• [WRITTEN REQUEST] Word for word, repeat the entries, minus the pictures.

• [ENTRIES]
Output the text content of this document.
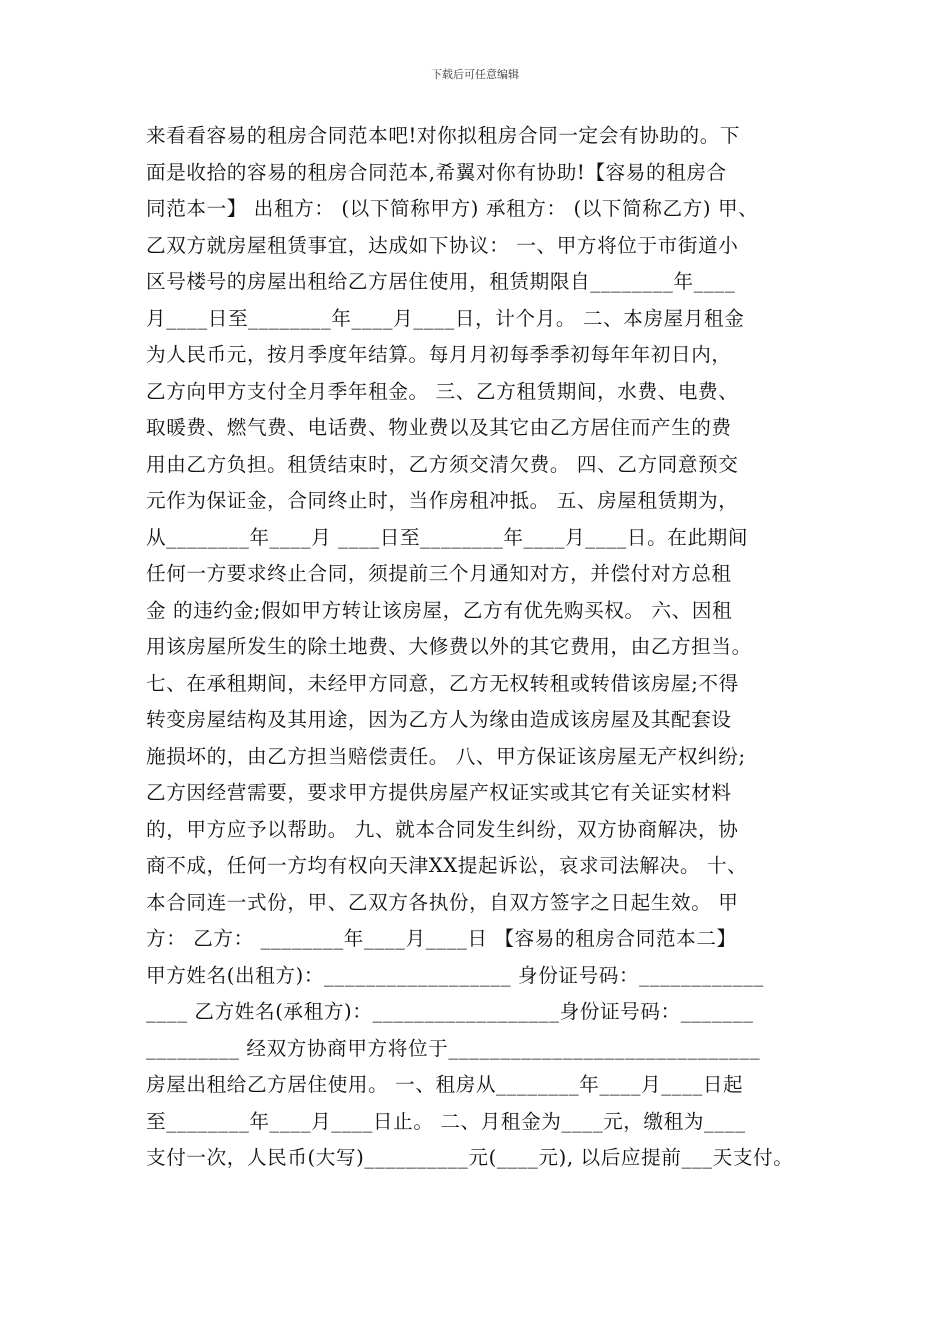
下载后可任意编辑
来看看容易的租房合同范本吧!对你拟租房合同一定会有协助的。下
面是收拾的容易的租房合同范本,希翼对你有协助!【容易的租房合
同范本一】 出租方： (以下简称甲方) 承租方： (以下简称乙方) 甲、
乙双方就房屋租赁事宜，达成如下协议： 一、甲方将位于市街道小
区号楼号的房屋出租给乙方居住使用，租赁期限自________年____
月____日至________年____月____日，计个月。 二、本房屋月租金
为人民币元，按月季度年结算。每月月初每季季初每年年初日内，
乙方向甲方支付全月季年租金。 三、乙方租赁期间，水费、电费、
取暖费、燃气费、电话费、物业费以及其它由乙方居住而产生的费
用由乙方负担。租赁结束时，乙方须交清欠费。 四、乙方同意预交
元作为保证金，合同终止时，当作房租冲抵。 五、房屋租赁期为，
从________年____月 ____日至________年____月____日。在此期间
任何一方要求终止合同，须提前三个月通知对方，并偿付对方总租
金 的违约金;假如甲方转让该房屋，乙方有优先购买权。 六、因租
用该房屋所发生的除土地费、大修费以外的其它费用，由乙方担当。
七、在承租期间，未经甲方同意，乙方无权转租或转借该房屋;不得
转变房屋结构及其用途，因为乙方人为缘由造成该房屋及其配套设
施损坏的，由乙方担当赔偿责任。 八、甲方保证该房屋无产权纠纷;
乙方因经营需要，要求甲方提供房屋产权证实或其它有关证实材料
的，甲方应予以帮助。 九、就本合同发生纠纷，双方协商解决，协
商不成，任何一方均有权向天津XX提起诉讼，哀求司法解决。 十、
本合同连一式份，甲、乙双方各执份，自双方签字之日起生效。 甲
方： 乙方： ________年____月____日 【容易的租房合同范本二】
甲方姓名(出租方)：__________________ 身份证号码：____________
____ 乙方姓名(承租方)：__________________身份证号码：_______
_________ 经双方协商甲方将位于______________________________
房屋出租给乙方居住使用。 一、租房从________年____月____日起
至________年____月____日止。 二、月租金为____元，缴租为____
支付一次，人民币(大写)__________元(____元), 以后应提前___天支付。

• [SOLVED PROBLEM]
Output the text content of this document.
下载后可任意编辑
来看看容易的租房合同范本吧!对你拟租房合同一定会有协助的。下
面是收拾的容易的租房合同范本,希翼对你有协助!【容易的租房合
同范本一】 出租方： (以下简称甲方) 承租方： (以下简称乙方) 甲、
乙双方就房屋租赁事宜，达成如下协议： 一、甲方将位于市街道小
区号楼号的房屋出租给乙方居住使用，租赁期限自________年____
月____日至________年____月____日，计个月。 二、本房屋月租金
为人民币元，按月季度年结算。每月月初每季季初每年年初日内，
乙方向甲方支付全月季年租金。 三、乙方租赁期间，水费、电费、
取暖费、燃气费、电话费、物业费以及其它由乙方居住而产生的费
用由乙方负担。租赁结束时，乙方须交清欠费。 四、乙方同意预交
元作为保证金，合同终止时，当作房租冲抵。 五、房屋租赁期为，
从________年____月 ____日至________年____月____日。在此期间
任何一方要求终止合同，须提前三个月通知对方，并偿付对方总租
金 的违约金;假如甲方转让该房屋，乙方有优先购买权。 六、因租
用该房屋所发生的除土地费、大修费以外的其它费用，由乙方担当。
七、在承租期间，未经甲方同意，乙方无权转租或转借该房屋;不得
转变房屋结构及其用途，因为乙方人为缘由造成该房屋及其配套设
施损坏的，由乙方担当赔偿责任。 八、甲方保证该房屋无产权纠纷;
乙方因经营需要，要求甲方提供房屋产权证实或其它有关证实材料
的，甲方应予以帮助。 九、就本合同发生纠纷，双方协商解决，协
商不成，任何一方均有权向天津XX提起诉讼，哀求司法解决。 十、
本合同连一式份，甲、乙双方各执份，自双方签字之日起生效。 甲
方： 乙方： ________年____月____日 【容易的租房合同范本二】
甲方姓名(出租方)：__________________ 身份证号码：____________
____ 乙方姓名(承租方)：__________________身份证号码：_______
_________ 经双方协商甲方将位于______________________________
房屋出租给乙方居住使用。 一、租房从________年____月____日起
至________年____月____日止。 二、月租金为____元，缴租为____
支付一次，人民币(大写)__________元(____元), 以后应提前___天支付。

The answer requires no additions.